Task directions: Keep the pictures out of the copy and print all the entries below exactly.

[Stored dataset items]
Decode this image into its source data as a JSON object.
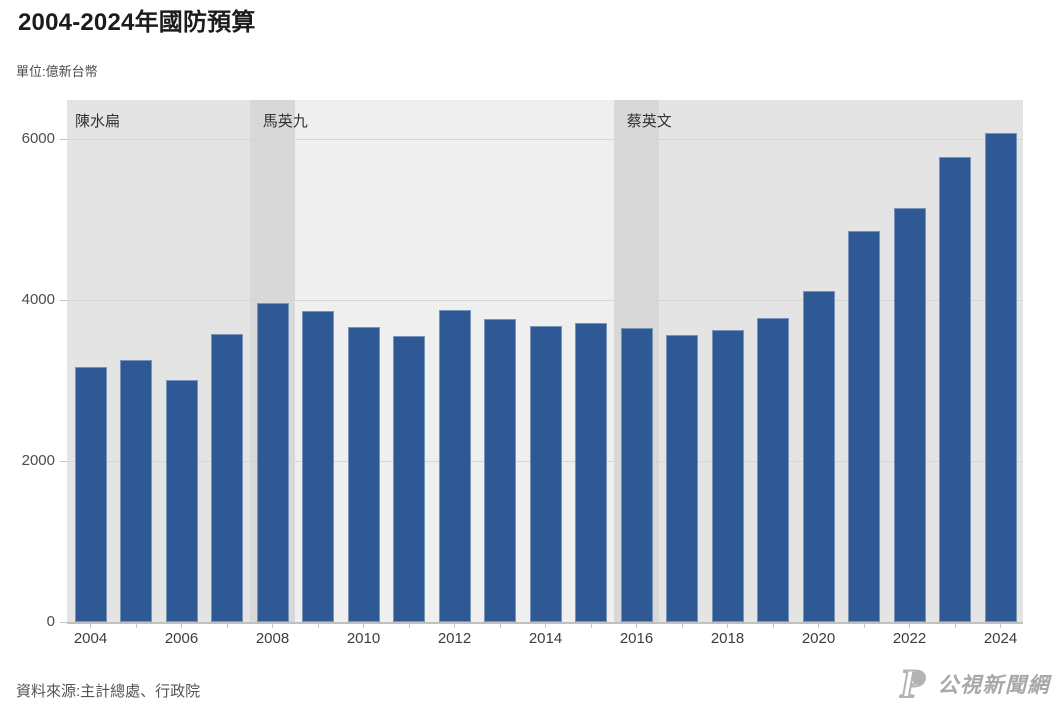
{
  "title": "2004-2024年國防預算",
  "unit_label": "單位:億新台幣",
  "source_note": "資料來源:主計總處、行政院",
  "logo": {
    "glyph": "P",
    "text": "公視新聞網",
    "color": "#a8a8a8"
  },
  "colors": {
    "bar": "#2f5994",
    "transition_band": "#d8d8d8",
    "era_dark": "#e4e4e4",
    "era_light": "#efefef",
    "gridline": "#d6d6d6",
    "axis": "#c0c0c0",
    "text_dark": "#1c1c1c",
    "text_gray": "#4d4d4d"
  },
  "chart_data": {
    "type": "bar",
    "title": "2004-2024年國防預算",
    "ylabel": "億新台幣",
    "categories": [
      2004,
      2005,
      2006,
      2007,
      2008,
      2009,
      2010,
      2011,
      2012,
      2013,
      2014,
      2015,
      2016,
      2017,
      2018,
      2019,
      2020,
      2021,
      2022,
      2023,
      2024
    ],
    "values": [
      3170,
      3250,
      3010,
      3580,
      3960,
      3860,
      3660,
      3550,
      3870,
      3770,
      3680,
      3710,
      3650,
      3560,
      3630,
      3780,
      4110,
      4860,
      5140,
      5780,
      6070
    ],
    "ylim": [
      0,
      6490
    ],
    "yticks": [
      0,
      2000,
      4000,
      6000
    ],
    "xtick_labels": [
      "2004",
      "2006",
      "2008",
      "2010",
      "2012",
      "2014",
      "2016",
      "2018",
      "2020",
      "2022",
      "2024"
    ],
    "grid": "horizontal",
    "legend": "none",
    "eras": [
      {
        "label": "陳水扁",
        "from": 2004,
        "to": 2008,
        "bg": "#e4e4e4"
      },
      {
        "label": "馬英九",
        "from": 2008,
        "to": 2016,
        "bg": "#efefef"
      },
      {
        "label": "蔡英文",
        "from": 2016,
        "to": 2024,
        "bg": "#e4e4e4"
      }
    ],
    "transition_bands": [
      {
        "year": 2008,
        "color": "#d8d8d8"
      },
      {
        "year": 2016,
        "color": "#d8d8d8"
      }
    ],
    "bar_color": "#2f5994"
  }
}
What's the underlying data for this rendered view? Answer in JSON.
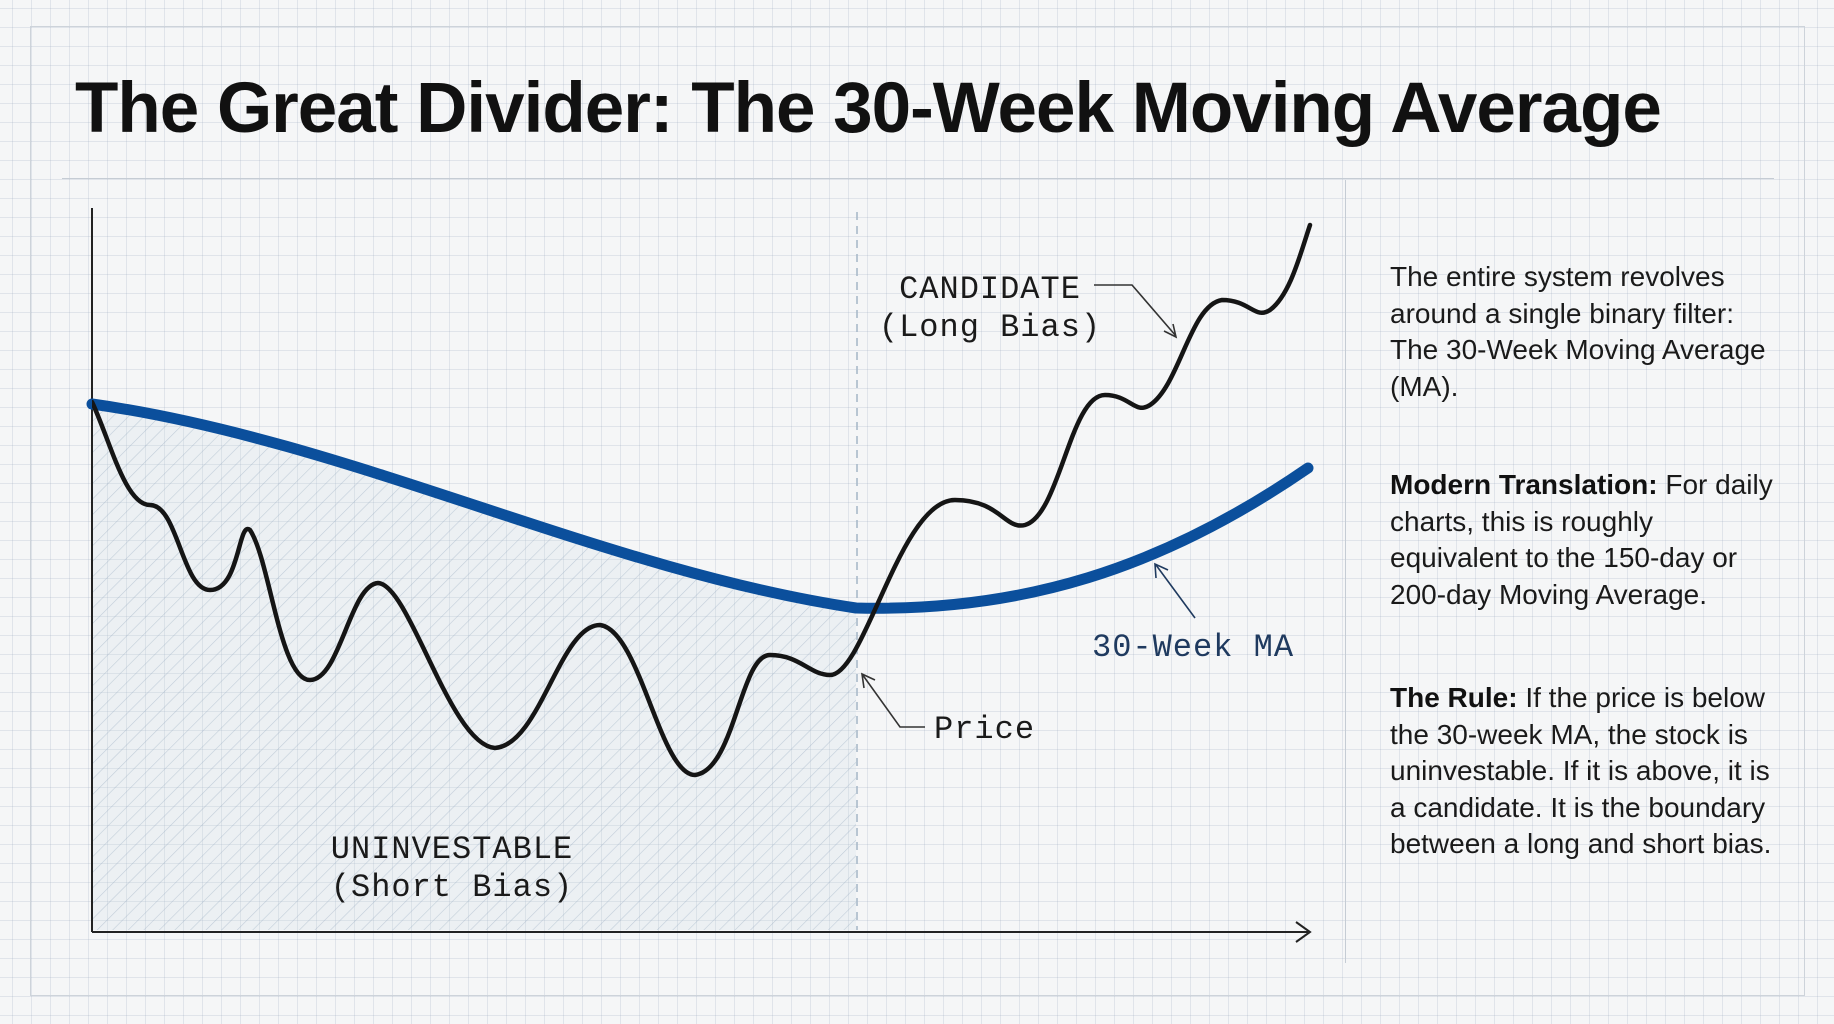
{
  "title": "The Great Divider: The 30-Week Moving Average",
  "diagram": {
    "candidate_label_line1": "CANDIDATE",
    "candidate_label_line2": "(Long Bias)",
    "uninvestable_label_line1": "UNINVESTABLE",
    "uninvestable_label_line2": "(Short Bias)",
    "ma_label": "30-Week MA",
    "price_label": "Price"
  },
  "sidebar": {
    "intro": "The entire system revolves around a single binary filter: The 30-Week Moving Average (MA).",
    "modern_heading": "Modern Translation:",
    "modern_body": "For daily charts, this is roughly equivalent to the 150-day or 200-day Moving Average.",
    "rule_heading": "The Rule:",
    "rule_body": "If the price is below the 30-week MA, the stock is uninvestable. If it is above, it is a candidate. It is the boundary between a long and short bias."
  },
  "colors": {
    "ma_line": "#0b4f9c",
    "price_line": "#151515",
    "hatch": "#93a7bd",
    "text": "#1a1a1a"
  }
}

Written reply:
Decode this image into its source data as a JSON object.
{
  "title": "2004-2024年國防預算",
  "unit_label": "單位:億新台幣",
  "source_note": "資料來源:主計總處、行政院",
  "logo": {
    "glyph": "P",
    "text": "公視新聞網",
    "color": "#a8a8a8"
  },
  "colors": {
    "bar": "#2f5994",
    "transition_band": "#d8d8d8",
    "era_dark": "#e4e4e4",
    "era_light": "#efefef",
    "gridline": "#d6d6d6",
    "axis": "#c0c0c0",
    "text_dark": "#1c1c1c",
    "text_gray": "#4d4d4d"
  },
  "chart_data": {
    "type": "bar",
    "title": "2004-2024年國防預算",
    "ylabel": "億新台幣",
    "categories": [
      2004,
      2005,
      2006,
      2007,
      2008,
      2009,
      2010,
      2011,
      2012,
      2013,
      2014,
      2015,
      2016,
      2017,
      2018,
      2019,
      2020,
      2021,
      2022,
      2023,
      2024
    ],
    "values": [
      3170,
      3250,
      3010,
      3580,
      3960,
      3860,
      3660,
      3550,
      3870,
      3770,
      3680,
      3710,
      3650,
      3560,
      3630,
      3780,
      4110,
      4860,
      5140,
      5780,
      6070
    ],
    "ylim": [
      0,
      6490
    ],
    "yticks": [
      0,
      2000,
      4000,
      6000
    ],
    "xtick_labels": [
      "2004",
      "2006",
      "2008",
      "2010",
      "2012",
      "2014",
      "2016",
      "2018",
      "2020",
      "2022",
      "2024"
    ],
    "grid": "horizontal",
    "legend": "none",
    "eras": [
      {
        "label": "陳水扁",
        "from": 2004,
        "to": 2008,
        "bg": "#e4e4e4"
      },
      {
        "label": "馬英九",
        "from": 2008,
        "to": 2016,
        "bg": "#efefef"
      },
      {
        "label": "蔡英文",
        "from": 2016,
        "to": 2024,
        "bg": "#e4e4e4"
      }
    ],
    "transition_bands": [
      {
        "year": 2008,
        "color": "#d8d8d8"
      },
      {
        "year": 2016,
        "color": "#d8d8d8"
      }
    ],
    "bar_color": "#2f5994"
  }
}
What's the underlying data for this rendered view? Answer in JSON.
{
  "title": "The Great Divider: The 30-Week Moving Average",
  "diagram": {
    "candidate_label_line1": "CANDIDATE",
    "candidate_label_line2": "(Long Bias)",
    "uninvestable_label_line1": "UNINVESTABLE",
    "uninvestable_label_line2": "(Short Bias)",
    "ma_label": "30-Week MA",
    "price_label": "Price"
  },
  "sidebar": {
    "intro": "The entire system revolves around a single binary filter: The 30-Week Moving Average (MA).",
    "modern_heading": "Modern Translation:",
    "modern_body": "For daily charts, this is roughly equivalent to the 150-day or 200-day Moving Average.",
    "rule_heading": "The Rule:",
    "rule_body": "If the price is below the 30-week MA, the stock is uninvestable. If it is above, it is a candidate. It is the boundary between a long and short bias."
  },
  "colors": {
    "ma_line": "#0b4f9c",
    "price_line": "#151515",
    "hatch": "#93a7bd",
    "text": "#1a1a1a"
  }
}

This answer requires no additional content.